▶ RECORDS SUPPLIED
○ ○ ○
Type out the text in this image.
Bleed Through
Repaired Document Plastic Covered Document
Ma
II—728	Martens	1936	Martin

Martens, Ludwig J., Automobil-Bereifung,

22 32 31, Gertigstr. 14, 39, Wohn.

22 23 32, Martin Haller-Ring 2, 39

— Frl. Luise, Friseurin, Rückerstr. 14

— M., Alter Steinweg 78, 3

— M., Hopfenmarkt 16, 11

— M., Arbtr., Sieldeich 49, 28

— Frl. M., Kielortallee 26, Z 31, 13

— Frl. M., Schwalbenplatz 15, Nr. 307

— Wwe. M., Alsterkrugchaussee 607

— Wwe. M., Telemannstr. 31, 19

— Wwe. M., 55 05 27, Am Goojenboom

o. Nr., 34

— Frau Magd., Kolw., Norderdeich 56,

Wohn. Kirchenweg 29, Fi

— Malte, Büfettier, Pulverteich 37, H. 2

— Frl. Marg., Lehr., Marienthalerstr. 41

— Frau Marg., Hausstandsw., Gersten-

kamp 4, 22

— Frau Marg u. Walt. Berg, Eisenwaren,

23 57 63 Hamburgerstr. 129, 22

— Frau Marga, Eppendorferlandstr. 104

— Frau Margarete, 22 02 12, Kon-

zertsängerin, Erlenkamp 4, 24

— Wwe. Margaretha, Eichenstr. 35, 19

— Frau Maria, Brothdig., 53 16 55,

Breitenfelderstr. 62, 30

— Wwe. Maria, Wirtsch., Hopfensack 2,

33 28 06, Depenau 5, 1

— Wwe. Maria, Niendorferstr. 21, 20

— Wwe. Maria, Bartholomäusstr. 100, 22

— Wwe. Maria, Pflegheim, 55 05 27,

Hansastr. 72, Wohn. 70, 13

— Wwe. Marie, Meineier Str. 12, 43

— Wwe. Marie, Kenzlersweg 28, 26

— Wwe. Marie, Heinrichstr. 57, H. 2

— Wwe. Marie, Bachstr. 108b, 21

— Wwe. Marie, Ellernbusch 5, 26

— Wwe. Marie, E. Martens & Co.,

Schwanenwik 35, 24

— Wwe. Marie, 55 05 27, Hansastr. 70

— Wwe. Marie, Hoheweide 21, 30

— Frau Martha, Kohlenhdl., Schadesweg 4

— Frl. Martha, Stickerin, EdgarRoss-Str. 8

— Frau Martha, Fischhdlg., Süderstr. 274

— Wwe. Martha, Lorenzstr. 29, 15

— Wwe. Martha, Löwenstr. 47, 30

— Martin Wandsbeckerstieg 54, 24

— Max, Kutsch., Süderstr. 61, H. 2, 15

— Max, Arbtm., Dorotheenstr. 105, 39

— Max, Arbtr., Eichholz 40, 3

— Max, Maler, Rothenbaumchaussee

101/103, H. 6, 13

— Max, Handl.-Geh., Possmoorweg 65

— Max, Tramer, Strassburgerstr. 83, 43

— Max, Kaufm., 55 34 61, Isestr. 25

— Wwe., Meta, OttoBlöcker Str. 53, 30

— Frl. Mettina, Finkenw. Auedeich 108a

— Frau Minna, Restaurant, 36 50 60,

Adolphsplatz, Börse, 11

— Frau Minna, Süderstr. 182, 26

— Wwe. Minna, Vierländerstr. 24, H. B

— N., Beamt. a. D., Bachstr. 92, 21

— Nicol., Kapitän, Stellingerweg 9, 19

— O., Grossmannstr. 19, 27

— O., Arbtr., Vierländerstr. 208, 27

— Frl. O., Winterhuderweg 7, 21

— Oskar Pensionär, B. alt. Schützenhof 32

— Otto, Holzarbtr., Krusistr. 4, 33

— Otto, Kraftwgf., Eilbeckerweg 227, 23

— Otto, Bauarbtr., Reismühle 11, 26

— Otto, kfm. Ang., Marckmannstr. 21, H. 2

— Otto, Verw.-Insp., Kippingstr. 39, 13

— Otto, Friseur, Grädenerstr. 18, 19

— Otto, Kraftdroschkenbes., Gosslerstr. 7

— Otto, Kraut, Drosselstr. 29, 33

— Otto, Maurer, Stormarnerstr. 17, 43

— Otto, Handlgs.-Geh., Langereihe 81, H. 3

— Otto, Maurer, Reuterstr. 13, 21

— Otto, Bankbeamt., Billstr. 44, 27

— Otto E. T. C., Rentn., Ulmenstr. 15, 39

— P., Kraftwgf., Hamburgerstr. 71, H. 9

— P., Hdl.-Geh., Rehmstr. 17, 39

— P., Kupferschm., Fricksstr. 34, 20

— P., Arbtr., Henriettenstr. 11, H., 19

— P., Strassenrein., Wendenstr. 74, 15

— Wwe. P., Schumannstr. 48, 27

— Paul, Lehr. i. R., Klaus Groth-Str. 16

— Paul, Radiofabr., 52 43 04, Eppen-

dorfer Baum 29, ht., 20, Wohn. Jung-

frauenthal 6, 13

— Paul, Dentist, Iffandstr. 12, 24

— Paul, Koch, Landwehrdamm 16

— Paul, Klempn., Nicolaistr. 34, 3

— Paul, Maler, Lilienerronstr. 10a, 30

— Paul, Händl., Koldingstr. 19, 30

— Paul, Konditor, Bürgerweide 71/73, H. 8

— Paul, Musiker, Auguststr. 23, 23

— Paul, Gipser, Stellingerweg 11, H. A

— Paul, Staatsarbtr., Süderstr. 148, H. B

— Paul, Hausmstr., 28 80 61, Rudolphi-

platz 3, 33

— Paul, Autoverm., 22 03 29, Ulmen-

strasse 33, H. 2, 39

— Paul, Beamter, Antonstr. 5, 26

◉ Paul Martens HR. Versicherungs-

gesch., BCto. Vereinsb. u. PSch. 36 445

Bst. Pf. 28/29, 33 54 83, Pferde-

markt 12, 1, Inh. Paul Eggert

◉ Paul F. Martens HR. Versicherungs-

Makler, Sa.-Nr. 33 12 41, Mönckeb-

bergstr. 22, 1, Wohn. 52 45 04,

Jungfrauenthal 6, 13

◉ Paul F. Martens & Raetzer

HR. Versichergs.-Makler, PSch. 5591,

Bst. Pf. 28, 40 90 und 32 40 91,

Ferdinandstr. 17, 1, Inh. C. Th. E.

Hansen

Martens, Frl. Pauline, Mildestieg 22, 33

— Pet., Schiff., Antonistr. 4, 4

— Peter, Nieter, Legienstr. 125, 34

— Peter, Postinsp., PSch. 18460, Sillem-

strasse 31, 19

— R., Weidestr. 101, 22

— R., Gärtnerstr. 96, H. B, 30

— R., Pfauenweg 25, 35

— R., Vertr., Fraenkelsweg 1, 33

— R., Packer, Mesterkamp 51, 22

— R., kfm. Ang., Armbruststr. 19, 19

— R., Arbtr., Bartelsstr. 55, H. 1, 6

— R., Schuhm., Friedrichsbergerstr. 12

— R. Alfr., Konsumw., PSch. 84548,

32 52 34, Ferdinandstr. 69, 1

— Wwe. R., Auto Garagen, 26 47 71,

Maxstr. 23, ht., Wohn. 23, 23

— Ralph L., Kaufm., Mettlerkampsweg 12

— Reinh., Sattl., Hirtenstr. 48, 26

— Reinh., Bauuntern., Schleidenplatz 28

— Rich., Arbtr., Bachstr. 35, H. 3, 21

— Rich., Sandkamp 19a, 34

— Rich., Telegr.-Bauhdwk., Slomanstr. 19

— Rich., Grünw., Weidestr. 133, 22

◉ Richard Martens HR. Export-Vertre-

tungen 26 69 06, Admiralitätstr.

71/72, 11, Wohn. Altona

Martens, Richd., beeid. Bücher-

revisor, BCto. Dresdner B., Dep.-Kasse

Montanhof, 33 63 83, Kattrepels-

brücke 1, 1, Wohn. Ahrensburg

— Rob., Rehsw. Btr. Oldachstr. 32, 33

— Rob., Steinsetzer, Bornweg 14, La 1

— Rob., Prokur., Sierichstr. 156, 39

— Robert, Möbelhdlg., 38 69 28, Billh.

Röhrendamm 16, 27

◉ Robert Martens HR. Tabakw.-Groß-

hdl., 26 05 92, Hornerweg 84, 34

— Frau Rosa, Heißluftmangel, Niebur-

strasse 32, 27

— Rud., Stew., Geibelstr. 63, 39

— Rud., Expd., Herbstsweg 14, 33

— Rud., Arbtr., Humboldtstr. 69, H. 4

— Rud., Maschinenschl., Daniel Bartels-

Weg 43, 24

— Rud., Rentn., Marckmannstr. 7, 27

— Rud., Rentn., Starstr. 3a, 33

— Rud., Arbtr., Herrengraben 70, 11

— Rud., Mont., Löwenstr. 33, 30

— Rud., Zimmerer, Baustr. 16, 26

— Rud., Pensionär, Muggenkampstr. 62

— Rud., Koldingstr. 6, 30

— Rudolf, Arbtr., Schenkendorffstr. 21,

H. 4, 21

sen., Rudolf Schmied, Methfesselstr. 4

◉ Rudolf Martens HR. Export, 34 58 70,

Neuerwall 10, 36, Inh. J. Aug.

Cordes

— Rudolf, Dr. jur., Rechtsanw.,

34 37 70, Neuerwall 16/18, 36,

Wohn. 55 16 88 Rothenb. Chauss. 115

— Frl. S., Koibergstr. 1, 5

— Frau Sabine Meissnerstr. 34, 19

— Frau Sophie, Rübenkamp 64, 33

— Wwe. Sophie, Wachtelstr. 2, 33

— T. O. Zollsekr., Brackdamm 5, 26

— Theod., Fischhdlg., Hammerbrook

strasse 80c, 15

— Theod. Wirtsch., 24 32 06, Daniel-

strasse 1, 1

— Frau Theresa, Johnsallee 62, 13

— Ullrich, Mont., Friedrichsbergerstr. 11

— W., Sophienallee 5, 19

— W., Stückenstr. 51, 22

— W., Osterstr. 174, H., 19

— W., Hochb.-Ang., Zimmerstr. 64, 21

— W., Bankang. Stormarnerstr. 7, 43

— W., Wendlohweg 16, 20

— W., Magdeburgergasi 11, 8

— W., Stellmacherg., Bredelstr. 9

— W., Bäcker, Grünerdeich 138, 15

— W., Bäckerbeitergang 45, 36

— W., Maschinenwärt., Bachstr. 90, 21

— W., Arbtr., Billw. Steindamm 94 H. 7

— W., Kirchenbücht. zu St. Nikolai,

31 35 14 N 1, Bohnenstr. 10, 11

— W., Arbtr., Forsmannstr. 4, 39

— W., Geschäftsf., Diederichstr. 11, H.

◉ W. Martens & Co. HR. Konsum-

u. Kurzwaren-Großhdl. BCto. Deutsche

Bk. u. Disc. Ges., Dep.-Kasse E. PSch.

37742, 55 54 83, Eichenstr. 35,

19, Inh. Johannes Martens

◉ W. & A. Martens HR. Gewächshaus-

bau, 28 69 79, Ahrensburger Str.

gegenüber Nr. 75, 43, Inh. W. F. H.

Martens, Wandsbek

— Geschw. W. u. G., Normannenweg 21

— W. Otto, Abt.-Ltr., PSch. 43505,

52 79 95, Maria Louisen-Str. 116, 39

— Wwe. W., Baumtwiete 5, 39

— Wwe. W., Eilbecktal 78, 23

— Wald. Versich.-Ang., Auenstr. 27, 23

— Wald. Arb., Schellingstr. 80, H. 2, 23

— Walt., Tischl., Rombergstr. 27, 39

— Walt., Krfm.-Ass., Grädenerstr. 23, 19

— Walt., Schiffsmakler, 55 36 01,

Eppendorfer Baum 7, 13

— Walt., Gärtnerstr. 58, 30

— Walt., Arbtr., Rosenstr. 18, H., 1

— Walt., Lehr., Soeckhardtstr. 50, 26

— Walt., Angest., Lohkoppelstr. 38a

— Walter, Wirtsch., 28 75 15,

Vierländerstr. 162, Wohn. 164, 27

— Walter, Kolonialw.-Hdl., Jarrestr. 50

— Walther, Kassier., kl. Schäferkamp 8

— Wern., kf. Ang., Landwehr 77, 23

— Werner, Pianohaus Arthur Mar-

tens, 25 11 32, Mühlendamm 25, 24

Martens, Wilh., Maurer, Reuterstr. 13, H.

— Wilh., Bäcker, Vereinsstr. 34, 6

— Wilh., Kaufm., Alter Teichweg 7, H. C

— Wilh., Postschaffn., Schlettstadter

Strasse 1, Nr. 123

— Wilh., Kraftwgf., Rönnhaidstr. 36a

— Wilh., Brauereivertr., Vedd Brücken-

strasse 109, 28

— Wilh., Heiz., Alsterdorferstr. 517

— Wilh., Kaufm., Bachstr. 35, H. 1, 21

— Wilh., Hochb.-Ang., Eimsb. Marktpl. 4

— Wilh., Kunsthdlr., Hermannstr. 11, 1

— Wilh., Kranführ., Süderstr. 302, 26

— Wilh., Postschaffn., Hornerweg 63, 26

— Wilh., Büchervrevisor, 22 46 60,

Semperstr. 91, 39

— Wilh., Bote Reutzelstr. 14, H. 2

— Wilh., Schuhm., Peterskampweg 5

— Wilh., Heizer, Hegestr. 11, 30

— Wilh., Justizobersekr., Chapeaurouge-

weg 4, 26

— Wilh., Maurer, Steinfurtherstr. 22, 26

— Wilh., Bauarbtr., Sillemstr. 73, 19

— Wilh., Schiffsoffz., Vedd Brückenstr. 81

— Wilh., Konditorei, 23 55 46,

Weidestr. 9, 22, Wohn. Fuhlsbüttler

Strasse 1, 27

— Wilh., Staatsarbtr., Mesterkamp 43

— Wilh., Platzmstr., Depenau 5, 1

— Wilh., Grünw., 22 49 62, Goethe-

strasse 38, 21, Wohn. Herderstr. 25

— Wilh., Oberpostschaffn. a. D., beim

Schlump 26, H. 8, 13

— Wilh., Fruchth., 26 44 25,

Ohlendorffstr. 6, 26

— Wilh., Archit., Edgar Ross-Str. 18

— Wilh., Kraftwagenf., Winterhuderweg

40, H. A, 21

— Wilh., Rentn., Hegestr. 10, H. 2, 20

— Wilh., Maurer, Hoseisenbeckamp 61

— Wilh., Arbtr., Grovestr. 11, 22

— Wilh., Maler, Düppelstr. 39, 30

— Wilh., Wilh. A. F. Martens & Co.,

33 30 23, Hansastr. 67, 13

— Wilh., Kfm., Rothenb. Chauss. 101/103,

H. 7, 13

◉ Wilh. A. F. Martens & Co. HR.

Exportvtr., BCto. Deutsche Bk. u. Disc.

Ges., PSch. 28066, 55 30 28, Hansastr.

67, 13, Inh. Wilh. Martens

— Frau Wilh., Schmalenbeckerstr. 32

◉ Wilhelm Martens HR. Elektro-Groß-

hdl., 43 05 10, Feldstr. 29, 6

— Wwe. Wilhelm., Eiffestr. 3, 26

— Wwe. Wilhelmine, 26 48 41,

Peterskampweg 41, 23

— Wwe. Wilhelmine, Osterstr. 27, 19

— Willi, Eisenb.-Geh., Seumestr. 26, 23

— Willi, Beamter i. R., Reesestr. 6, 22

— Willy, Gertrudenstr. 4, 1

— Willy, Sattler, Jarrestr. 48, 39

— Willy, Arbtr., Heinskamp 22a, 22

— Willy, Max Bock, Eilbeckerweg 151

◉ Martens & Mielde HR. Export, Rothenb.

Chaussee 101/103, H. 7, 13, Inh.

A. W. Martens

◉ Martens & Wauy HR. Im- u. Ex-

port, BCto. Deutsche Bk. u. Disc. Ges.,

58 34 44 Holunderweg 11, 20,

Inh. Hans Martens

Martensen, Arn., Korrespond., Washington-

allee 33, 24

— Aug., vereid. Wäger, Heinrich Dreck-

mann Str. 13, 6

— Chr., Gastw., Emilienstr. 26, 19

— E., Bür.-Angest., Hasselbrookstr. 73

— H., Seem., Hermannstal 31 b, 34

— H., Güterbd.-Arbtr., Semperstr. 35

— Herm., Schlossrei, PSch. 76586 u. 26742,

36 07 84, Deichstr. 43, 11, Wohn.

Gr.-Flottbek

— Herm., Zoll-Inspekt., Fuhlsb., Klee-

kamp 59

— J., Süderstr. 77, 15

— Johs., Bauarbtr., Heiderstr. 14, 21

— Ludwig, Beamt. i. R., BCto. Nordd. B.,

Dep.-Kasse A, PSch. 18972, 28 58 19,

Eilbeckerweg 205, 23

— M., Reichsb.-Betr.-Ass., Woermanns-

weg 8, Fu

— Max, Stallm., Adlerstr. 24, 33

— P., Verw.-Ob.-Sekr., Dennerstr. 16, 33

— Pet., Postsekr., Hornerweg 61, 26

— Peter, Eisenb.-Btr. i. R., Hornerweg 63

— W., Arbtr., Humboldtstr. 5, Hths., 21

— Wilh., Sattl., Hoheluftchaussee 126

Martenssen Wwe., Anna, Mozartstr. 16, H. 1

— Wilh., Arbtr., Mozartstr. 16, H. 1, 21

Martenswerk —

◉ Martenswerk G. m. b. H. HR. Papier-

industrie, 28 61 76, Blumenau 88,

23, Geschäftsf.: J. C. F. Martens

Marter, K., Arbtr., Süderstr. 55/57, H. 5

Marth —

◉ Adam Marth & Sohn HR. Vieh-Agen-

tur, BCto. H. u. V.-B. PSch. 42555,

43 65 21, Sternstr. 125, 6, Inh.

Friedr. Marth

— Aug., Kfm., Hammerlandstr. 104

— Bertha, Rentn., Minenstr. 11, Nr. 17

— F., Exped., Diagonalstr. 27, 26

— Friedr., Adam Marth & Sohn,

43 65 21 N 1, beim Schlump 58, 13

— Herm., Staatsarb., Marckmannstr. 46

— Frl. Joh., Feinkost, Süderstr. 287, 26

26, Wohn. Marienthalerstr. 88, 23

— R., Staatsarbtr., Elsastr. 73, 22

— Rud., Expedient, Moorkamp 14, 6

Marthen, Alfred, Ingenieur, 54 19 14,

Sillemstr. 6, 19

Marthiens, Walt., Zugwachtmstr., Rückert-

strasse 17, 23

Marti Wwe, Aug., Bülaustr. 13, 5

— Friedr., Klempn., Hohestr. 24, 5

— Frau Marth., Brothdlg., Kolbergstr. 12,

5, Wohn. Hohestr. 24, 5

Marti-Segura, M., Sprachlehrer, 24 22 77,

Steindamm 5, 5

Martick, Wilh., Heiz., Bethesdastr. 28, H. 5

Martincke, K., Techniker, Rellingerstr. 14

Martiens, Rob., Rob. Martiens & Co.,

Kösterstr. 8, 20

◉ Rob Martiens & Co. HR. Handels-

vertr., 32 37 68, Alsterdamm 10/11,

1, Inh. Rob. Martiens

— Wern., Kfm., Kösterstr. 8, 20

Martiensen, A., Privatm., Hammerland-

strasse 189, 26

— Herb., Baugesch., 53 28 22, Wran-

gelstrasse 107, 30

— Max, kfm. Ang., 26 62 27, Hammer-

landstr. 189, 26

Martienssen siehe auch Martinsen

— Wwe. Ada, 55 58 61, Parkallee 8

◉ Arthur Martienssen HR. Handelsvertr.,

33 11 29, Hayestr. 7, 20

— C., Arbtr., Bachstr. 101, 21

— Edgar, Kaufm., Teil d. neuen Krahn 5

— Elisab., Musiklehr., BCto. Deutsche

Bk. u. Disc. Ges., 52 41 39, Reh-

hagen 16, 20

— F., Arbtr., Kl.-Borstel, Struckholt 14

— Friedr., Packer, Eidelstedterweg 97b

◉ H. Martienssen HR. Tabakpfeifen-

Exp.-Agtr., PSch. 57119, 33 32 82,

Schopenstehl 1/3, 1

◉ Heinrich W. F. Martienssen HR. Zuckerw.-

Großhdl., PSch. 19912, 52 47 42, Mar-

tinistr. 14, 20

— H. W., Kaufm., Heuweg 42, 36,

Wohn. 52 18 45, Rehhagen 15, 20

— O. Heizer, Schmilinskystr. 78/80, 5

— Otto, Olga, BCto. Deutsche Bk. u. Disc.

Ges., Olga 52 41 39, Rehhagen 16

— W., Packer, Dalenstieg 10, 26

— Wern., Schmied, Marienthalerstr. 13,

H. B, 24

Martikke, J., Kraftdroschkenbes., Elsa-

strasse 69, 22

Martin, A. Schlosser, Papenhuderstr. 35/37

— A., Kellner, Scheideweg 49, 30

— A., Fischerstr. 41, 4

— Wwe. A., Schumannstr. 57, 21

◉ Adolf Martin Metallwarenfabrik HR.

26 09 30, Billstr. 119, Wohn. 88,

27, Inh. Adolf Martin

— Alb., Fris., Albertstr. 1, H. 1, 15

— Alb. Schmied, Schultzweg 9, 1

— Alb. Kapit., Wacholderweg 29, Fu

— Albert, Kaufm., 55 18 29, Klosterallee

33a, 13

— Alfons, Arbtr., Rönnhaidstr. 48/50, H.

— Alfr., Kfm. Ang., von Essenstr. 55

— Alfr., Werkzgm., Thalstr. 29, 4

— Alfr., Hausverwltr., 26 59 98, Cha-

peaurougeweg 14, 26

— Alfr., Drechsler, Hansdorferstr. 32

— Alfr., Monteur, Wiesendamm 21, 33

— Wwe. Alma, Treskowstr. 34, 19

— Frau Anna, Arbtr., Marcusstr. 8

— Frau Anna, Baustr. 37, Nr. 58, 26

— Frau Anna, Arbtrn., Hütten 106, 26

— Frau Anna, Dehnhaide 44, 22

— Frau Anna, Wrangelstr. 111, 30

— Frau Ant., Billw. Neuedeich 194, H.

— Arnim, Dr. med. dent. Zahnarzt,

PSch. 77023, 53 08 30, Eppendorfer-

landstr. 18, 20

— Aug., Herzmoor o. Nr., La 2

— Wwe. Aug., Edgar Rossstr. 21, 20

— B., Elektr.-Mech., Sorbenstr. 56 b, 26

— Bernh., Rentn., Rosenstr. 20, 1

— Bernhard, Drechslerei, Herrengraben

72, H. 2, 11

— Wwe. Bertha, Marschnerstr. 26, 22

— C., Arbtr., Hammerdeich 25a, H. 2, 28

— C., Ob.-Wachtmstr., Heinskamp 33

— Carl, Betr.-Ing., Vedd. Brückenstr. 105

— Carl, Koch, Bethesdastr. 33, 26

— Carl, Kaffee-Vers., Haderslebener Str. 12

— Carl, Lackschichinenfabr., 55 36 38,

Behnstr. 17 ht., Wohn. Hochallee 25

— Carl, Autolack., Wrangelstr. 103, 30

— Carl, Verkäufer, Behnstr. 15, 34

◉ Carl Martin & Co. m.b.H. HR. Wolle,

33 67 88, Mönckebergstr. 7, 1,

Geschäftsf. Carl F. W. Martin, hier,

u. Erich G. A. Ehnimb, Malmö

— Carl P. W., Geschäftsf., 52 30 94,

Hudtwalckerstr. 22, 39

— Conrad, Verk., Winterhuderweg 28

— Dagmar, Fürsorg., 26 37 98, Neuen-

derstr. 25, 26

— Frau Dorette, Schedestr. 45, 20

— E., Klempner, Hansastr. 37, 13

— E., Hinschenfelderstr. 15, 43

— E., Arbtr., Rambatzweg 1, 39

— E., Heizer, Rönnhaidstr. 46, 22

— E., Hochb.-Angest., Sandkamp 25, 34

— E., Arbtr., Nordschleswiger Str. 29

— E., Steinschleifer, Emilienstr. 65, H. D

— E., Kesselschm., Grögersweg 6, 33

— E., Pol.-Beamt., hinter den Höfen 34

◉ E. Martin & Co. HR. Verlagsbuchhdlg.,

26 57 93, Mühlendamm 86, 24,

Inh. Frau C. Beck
○ ○ ○
▶ THE EXERCISE
Take every line above carrying "Hornerweg" and return it.

▶ FULL RESPONSE
hdl., 26 05 92, Hornerweg 84, 34
— Wilh., Postschaffn., Hornerweg 63, 26
— Pet., Postsekr., Hornerweg 61, 26
— Peter, Eisenb.-Btr. i. R., Hornerweg 63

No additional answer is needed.